▶ [Stored data]
────────────────────────────────────────

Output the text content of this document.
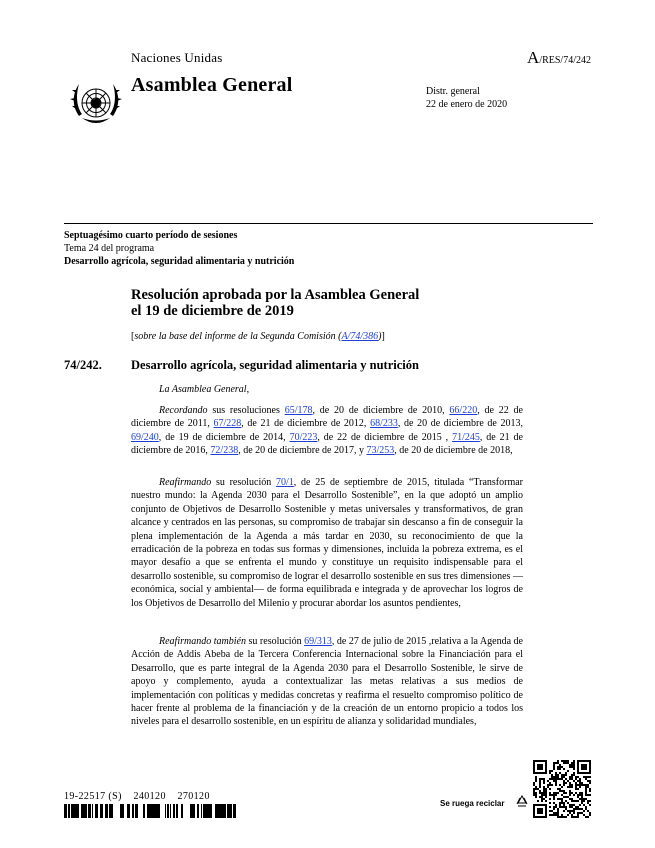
Naciones Unidas	A/RES/74/242
Asamblea General	Distr. general
22 de enero de 2020
Septuagésimo cuarto período de sesiones
Tema 24 del programa
Desarrollo agrícola, seguridad alimentaria y nutrición
Resolución aprobada por la Asamblea General
el 19 de diciembre de 2019
[sobre la base del informe de la Segunda Comisión (A/74/386)]
74/242. Desarrollo agrícola, seguridad alimentaria y nutrición
La Asamblea General,
Recordando sus resoluciones 65/178, de 20 de diciembre de 2010, 66/220, de 22 de diciembre de 2011, 67/228, de 21 de diciembre de 2012, 68/233, de 20 de diciembre de 2013, 69/240, de 19 de diciembre de 2014, 70/223, de 22 de diciembre de 2015 , 71/245, de 21 de diciembre de 2016, 72/238, de 20 de diciembre de 2017, y 73/253, de 20 de diciembre de 2018,
Reafirmando su resolución 70/1, de 25 de septiembre de 2015, titulada “Transformar nuestro mundo: la Agenda 2030 para el Desarrollo Sostenible”, en la que adoptó un amplio conjunto de Objetivos de Desarrollo Sostenible y metas universales y transformativos, de gran alcance y centrados en las personas, su compromiso de trabajar sin descanso a fin de conseguir la plena implementación de la Agenda a más tardar en 2030, su reconocimiento de que la erradicación de la pobreza en todas sus formas y dimensiones, incluida la pobreza extrema, es el mayor desafío a que se enfrenta el mundo y constituye un requisito indispensable para el desarrollo sostenible, su compromiso de lograr el desarrollo sostenible en sus tres dimensiones —económica, social y ambiental— de forma equilibrada e integrada y de aprovechar los logros de los Objetivos de Desarrollo del Milenio y procurar abordar los asuntos pendientes,
Reafirmando también su resolución 69/313, de 27 de julio de 2015 ,relativa a la Agenda de Acción de Addis Abeba de la Tercera Conferencia Internacional sobre la Financiación para el Desarrollo, que es parte integral de la Agenda 2030 para el Desarrollo Sostenible, le sirve de apoyo y complemento, ayuda a contextualizar las metas relativas a sus medios de implementación con políticas y medidas concretas y reafirma el resuelto compromiso político de hacer frente al problema de la financiación y de la creación de un entorno propicio a todos los niveles para el desarrollo sostenible, en un espíritu de alianza y solidaridad mundiales,
19-22517 (S)    240120    270120
Se ruega reciclar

────────────────────────────────────────

▶ [What is expected]
Find the string "agrícola" in the listing and return every line that holds it.

▶ [Answer to the task]
Desarrollo agrícola, seguridad alimentaria y nutrición
74/242. Desarrollo agrícola, seguridad alimentaria y nutrición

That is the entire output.